◆ **EXERCISE DETAILS**
Below are entries. Pull out all lines containing "JSON".

◆ **MATERIAL FOR THIS EXERCISE**
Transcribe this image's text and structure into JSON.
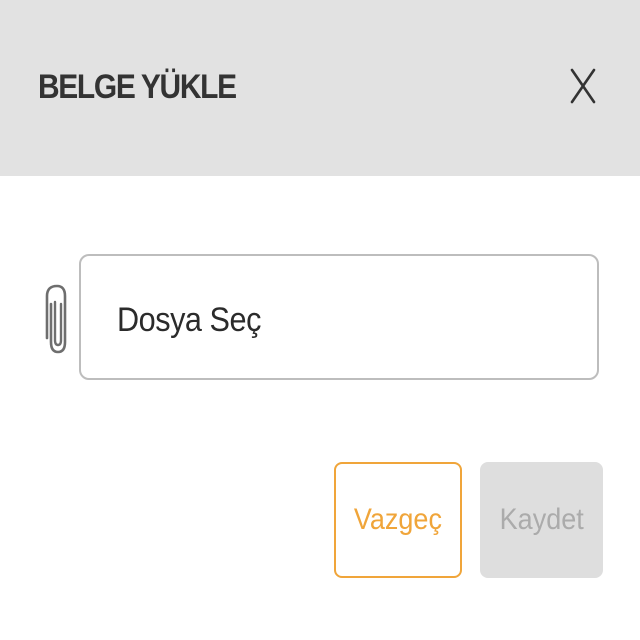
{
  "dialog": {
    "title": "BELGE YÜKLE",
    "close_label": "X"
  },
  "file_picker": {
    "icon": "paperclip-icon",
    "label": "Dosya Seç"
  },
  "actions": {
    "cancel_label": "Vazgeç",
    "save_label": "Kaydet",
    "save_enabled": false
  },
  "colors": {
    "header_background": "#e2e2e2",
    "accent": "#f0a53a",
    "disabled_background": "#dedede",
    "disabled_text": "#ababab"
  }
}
* * *
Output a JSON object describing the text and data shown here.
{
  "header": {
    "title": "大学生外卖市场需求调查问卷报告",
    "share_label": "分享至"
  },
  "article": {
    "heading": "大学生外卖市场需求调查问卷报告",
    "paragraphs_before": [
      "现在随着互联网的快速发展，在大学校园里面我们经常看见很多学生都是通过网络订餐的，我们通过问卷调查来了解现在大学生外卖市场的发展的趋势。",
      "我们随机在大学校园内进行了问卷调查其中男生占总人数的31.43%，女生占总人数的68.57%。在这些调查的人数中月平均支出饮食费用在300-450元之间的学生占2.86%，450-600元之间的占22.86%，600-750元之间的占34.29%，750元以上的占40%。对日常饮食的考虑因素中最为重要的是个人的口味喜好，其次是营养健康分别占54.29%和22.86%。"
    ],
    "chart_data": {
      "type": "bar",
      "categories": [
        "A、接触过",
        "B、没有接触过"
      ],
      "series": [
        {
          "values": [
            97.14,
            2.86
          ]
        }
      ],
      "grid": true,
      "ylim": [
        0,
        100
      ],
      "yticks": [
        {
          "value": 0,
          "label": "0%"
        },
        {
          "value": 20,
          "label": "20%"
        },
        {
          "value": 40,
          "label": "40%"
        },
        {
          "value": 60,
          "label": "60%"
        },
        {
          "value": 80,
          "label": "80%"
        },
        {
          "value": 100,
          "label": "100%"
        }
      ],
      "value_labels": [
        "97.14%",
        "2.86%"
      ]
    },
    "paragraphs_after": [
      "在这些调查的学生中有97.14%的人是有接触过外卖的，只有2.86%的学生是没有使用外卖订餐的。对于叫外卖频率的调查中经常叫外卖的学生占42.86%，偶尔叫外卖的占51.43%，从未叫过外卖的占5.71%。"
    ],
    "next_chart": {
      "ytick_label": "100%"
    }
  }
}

◆ **RESPONSE TO THIS TASK**
Transcribe this image's text and structure into JSON.
Output a JSON object describing the text and data shown here.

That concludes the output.